### PROBLEM
Write the material out again in full, exactly.

** begin RECORDS FOR THE TASK **

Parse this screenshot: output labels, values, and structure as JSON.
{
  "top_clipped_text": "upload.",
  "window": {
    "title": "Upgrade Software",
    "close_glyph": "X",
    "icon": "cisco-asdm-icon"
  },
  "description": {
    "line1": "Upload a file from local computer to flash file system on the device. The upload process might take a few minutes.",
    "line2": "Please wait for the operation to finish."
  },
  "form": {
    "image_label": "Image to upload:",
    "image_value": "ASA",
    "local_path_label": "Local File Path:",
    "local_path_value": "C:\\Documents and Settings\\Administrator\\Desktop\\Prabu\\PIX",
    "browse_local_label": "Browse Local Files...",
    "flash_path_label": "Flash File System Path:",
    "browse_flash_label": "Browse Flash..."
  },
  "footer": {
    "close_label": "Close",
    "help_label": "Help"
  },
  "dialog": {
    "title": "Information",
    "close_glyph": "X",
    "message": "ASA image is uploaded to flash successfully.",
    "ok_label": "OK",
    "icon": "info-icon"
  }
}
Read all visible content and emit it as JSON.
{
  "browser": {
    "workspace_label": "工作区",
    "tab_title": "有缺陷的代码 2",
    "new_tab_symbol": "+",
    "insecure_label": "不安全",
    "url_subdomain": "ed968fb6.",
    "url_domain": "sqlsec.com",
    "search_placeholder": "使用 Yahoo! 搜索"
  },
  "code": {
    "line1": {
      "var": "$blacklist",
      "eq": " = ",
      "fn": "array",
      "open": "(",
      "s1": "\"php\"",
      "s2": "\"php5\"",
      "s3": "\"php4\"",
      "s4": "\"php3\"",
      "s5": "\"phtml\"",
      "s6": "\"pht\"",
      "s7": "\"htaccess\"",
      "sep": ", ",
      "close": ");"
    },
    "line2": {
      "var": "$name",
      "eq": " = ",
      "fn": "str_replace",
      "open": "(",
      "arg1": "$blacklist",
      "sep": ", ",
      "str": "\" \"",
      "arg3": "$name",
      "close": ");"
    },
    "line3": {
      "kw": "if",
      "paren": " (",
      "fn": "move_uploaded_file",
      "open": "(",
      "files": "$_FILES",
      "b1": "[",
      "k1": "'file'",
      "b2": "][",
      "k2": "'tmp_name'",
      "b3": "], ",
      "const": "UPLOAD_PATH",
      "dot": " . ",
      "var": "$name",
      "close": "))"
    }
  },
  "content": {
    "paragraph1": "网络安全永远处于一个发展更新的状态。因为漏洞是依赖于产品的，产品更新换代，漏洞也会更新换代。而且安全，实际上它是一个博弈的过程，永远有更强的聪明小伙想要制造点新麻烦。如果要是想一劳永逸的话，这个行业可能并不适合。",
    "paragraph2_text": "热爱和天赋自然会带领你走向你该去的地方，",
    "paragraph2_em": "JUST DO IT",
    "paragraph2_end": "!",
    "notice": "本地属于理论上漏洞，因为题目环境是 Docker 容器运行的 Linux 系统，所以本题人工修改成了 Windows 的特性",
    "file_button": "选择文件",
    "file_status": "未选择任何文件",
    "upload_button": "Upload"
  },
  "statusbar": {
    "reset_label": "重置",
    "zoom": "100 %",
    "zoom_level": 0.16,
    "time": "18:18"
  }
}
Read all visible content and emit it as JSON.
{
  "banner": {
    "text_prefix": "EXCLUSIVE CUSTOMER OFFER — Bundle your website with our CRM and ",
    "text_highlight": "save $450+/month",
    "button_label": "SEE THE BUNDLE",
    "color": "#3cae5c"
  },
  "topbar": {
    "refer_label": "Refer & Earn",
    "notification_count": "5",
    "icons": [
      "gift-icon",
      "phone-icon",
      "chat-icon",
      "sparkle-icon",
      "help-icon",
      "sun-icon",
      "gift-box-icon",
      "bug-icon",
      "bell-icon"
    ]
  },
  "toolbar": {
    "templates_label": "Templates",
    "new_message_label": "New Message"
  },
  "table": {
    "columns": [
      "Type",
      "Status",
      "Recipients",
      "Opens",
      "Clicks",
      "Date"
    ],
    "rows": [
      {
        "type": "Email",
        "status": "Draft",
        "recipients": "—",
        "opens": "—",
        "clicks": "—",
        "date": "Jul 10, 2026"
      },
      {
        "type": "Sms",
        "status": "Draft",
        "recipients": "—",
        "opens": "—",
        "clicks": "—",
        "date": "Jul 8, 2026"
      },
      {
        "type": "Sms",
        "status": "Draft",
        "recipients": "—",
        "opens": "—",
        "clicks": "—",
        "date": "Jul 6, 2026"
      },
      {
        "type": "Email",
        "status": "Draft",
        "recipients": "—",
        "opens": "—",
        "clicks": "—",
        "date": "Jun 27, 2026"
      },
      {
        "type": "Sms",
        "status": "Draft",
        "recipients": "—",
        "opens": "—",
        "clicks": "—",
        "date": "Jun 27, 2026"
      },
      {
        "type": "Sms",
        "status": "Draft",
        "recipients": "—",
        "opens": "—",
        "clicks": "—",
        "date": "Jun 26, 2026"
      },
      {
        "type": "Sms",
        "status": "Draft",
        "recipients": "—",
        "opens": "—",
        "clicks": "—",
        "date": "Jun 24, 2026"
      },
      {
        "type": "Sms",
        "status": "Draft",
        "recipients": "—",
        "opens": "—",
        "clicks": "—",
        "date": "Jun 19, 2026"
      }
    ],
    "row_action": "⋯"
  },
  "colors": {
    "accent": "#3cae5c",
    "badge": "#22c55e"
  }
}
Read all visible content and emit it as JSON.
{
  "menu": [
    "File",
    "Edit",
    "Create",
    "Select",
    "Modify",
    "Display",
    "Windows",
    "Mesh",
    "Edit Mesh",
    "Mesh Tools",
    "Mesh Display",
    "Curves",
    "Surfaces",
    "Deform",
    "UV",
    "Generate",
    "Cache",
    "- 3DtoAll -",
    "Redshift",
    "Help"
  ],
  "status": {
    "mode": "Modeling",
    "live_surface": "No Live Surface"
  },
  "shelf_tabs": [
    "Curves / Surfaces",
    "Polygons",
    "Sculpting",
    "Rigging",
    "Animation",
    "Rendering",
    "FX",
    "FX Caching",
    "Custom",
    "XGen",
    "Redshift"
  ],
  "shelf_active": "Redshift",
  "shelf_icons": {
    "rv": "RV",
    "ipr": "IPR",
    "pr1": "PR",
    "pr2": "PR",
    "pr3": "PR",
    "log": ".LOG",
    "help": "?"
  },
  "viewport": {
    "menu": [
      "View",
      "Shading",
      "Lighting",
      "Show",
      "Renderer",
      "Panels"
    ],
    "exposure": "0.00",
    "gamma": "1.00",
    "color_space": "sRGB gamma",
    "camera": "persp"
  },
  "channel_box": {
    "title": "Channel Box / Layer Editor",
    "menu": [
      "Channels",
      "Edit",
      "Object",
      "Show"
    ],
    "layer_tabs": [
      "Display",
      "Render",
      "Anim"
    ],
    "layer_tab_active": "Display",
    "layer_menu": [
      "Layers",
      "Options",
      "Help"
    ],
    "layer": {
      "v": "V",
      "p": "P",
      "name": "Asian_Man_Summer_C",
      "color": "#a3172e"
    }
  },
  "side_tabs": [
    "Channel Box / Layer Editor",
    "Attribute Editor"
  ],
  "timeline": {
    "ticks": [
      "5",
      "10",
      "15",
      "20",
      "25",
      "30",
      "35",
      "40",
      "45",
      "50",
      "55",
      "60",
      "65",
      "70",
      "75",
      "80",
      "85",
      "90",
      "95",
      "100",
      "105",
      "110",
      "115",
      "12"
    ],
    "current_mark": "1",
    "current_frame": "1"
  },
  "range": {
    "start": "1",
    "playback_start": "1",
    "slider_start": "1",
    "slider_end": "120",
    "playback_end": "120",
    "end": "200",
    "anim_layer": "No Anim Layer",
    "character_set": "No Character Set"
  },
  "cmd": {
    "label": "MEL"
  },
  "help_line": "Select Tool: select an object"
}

** end RECORDS FOR THE TASK **

### THE RESULT
Parse this screenshot: output labels, values, and structure as JSON.
{
  "top_clipped_text": "upload.",
  "window": {
    "title": "Upgrade Software",
    "close_glyph": "X",
    "icon": "cisco-asdm-icon"
  },
  "description": {
    "line1": "Upload a file from local computer to flash file system on the device. The upload process might take a few minutes.",
    "line2": "Please wait for the operation to finish."
  },
  "form": {
    "image_label": "Image to upload:",
    "image_value": "ASA",
    "local_path_label": "Local File Path:",
    "local_path_value": "C:\\Documents and Settings\\Administrator\\Desktop\\Prabu\\PIX",
    "browse_local_label": "Browse Local Files...",
    "flash_path_label": "Flash File System Path:",
    "browse_flash_label": "Browse Flash..."
  },
  "footer": {
    "close_label": "Close",
    "help_label": "Help"
  },
  "dialog": {
    "title": "Information",
    "close_glyph": "X",
    "message": "ASA image is uploaded to flash successfully.",
    "ok_label": "OK",
    "icon": "info-icon"
  }
}
Read all visible content and emit it as JSON.
{
  "browser": {
    "workspace_label": "工作区",
    "tab_title": "有缺陷的代码 2",
    "new_tab_symbol": "+",
    "insecure_label": "不安全",
    "url_subdomain": "ed968fb6.",
    "url_domain": "sqlsec.com",
    "search_placeholder": "使用 Yahoo! 搜索"
  },
  "code": {
    "line1": {
      "var": "$blacklist",
      "eq": " = ",
      "fn": "array",
      "open": "(",
      "s1": "\"php\"",
      "s2": "\"php5\"",
      "s3": "\"php4\"",
      "s4": "\"php3\"",
      "s5": "\"phtml\"",
      "s6": "\"pht\"",
      "s7": "\"htaccess\"",
      "sep": ", ",
      "close": ");"
    },
    "line2": {
      "var": "$name",
      "eq": " = ",
      "fn": "str_replace",
      "open": "(",
      "arg1": "$blacklist",
      "sep": ", ",
      "str": "\" \"",
      "arg3": "$name",
      "close": ");"
    },
    "line3": {
      "kw": "if",
      "paren": " (",
      "fn": "move_uploaded_file",
      "open": "(",
      "files": "$_FILES",
      "b1": "[",
      "k1": "'file'",
      "b2": "][",
      "k2": "'tmp_name'",
      "b3": "], ",
      "const": "UPLOAD_PATH",
      "dot": " . ",
      "var": "$name",
      "close": "))"
    }
  },
  "content": {
    "paragraph1": "网络安全永远处于一个发展更新的状态。因为漏洞是依赖于产品的，产品更新换代，漏洞也会更新换代。而且安全，实际上它是一个博弈的过程，永远有更强的聪明小伙想要制造点新麻烦。如果要是想一劳永逸的话，这个行业可能并不适合。",
    "paragraph2_text": "热爱和天赋自然会带领你走向你该去的地方，",
    "paragraph2_em": "JUST DO IT",
    "paragraph2_end": "!",
    "notice": "本地属于理论上漏洞，因为题目环境是 Docker 容器运行的 Linux 系统，所以本题人工修改成了 Windows 的特性",
    "file_button": "选择文件",
    "file_status": "未选择任何文件",
    "upload_button": "Upload"
  },
  "statusbar": {
    "reset_label": "重置",
    "zoom": "100 %",
    "zoom_level": 0.16,
    "time": "18:18"
  }
}
Read all visible content and emit it as JSON.
{
  "banner": {
    "text_prefix": "EXCLUSIVE CUSTOMER OFFER — Bundle your website with our CRM and ",
    "text_highlight": "save $450+/month",
    "button_label": "SEE THE BUNDLE",
    "color": "#3cae5c"
  },
  "topbar": {
    "refer_label": "Refer & Earn",
    "notification_count": "5",
    "icons": [
      "gift-icon",
      "phone-icon",
      "chat-icon",
      "sparkle-icon",
      "help-icon",
      "sun-icon",
      "gift-box-icon",
      "bug-icon",
      "bell-icon"
    ]
  },
  "toolbar": {
    "templates_label": "Templates",
    "new_message_label": "New Message"
  },
  "table": {
    "columns": [
      "Type",
      "Status",
      "Recipients",
      "Opens",
      "Clicks",
      "Date"
    ],
    "rows": [
      {
        "type": "Email",
        "status": "Draft",
        "recipients": "—",
        "opens": "—",
        "clicks": "—",
        "date": "Jul 10, 2026"
      },
      {
        "type": "Sms",
        "status": "Draft",
        "recipients": "—",
        "opens": "—",
        "clicks": "—",
        "date": "Jul 8, 2026"
      },
      {
        "type": "Sms",
        "status": "Draft",
        "recipients": "—",
        "opens": "—",
        "clicks": "—",
        "date": "Jul 6, 2026"
      },
      {
        "type": "Email",
        "status": "Draft",
        "recipients": "—",
        "opens": "—",
        "clicks": "—",
        "date": "Jun 27, 2026"
      },
      {
        "type": "Sms",
        "status": "Draft",
        "recipients": "—",
        "opens": "—",
        "clicks": "—",
        "date": "Jun 27, 2026"
      },
      {
        "type": "Sms",
        "status": "Draft",
        "recipients": "—",
        "opens": "—",
        "clicks": "—",
        "date": "Jun 26, 2026"
      },
      {
        "type": "Sms",
        "status": "Draft",
        "recipients": "—",
        "opens": "—",
        "clicks": "—",
        "date": "Jun 24, 2026"
      },
      {
        "type": "Sms",
        "status": "Draft",
        "recipients": "—",
        "opens": "—",
        "clicks": "—",
        "date": "Jun 19, 2026"
      }
    ],
    "row_action": "⋯"
  },
  "colors": {
    "accent": "#3cae5c",
    "badge": "#22c55e"
  }
}
Read all visible content and emit it as JSON.
{
  "menu": [
    "File",
    "Edit",
    "Create",
    "Select",
    "Modify",
    "Display",
    "Windows",
    "Mesh",
    "Edit Mesh",
    "Mesh Tools",
    "Mesh Display",
    "Curves",
    "Surfaces",
    "Deform",
    "UV",
    "Generate",
    "Cache",
    "- 3DtoAll -",
    "Redshift",
    "Help"
  ],
  "status": {
    "mode": "Modeling",
    "live_surface": "No Live Surface"
  },
  "shelf_tabs": [
    "Curves / Surfaces",
    "Polygons",
    "Sculpting",
    "Rigging",
    "Animation",
    "Rendering",
    "FX",
    "FX Caching",
    "Custom",
    "XGen",
    "Redshift"
  ],
  "shelf_active": "Redshift",
  "shelf_icons": {
    "rv": "RV",
    "ipr": "IPR",
    "pr1": "PR",
    "pr2": "PR",
    "pr3": "PR",
    "log": ".LOG",
    "help": "?"
  },
  "viewport": {
    "menu": [
      "View",
      "Shading",
      "Lighting",
      "Show",
      "Renderer",
      "Panels"
    ],
    "exposure": "0.00",
    "gamma": "1.00",
    "color_space": "sRGB gamma",
    "camera": "persp"
  },
  "channel_box": {
    "title": "Channel Box / Layer Editor",
    "menu": [
      "Channels",
      "Edit",
      "Object",
      "Show"
    ],
    "layer_tabs": [
      "Display",
      "Render",
      "Anim"
    ],
    "layer_tab_active": "Display",
    "layer_menu": [
      "Layers",
      "Options",
      "Help"
    ],
    "layer": {
      "v": "V",
      "p": "P",
      "name": "Asian_Man_Summer_C",
      "color": "#a3172e"
    }
  },
  "side_tabs": [
    "Channel Box / Layer Editor",
    "Attribute Editor"
  ],
  "timeline": {
    "ticks": [
      "5",
      "10",
      "15",
      "20",
      "25",
      "30",
      "35",
      "40",
      "45",
      "50",
      "55",
      "60",
      "65",
      "70",
      "75",
      "80",
      "85",
      "90",
      "95",
      "100",
      "105",
      "110",
      "115",
      "12"
    ],
    "current_mark": "1",
    "current_frame": "1"
  },
  "range": {
    "start": "1",
    "playback_start": "1",
    "slider_start": "1",
    "slider_end": "120",
    "playback_end": "120",
    "end": "200",
    "anim_layer": "No Anim Layer",
    "character_set": "No Character Set"
  },
  "cmd": {
    "label": "MEL"
  },
  "help_line": "Select Tool: select an object"
}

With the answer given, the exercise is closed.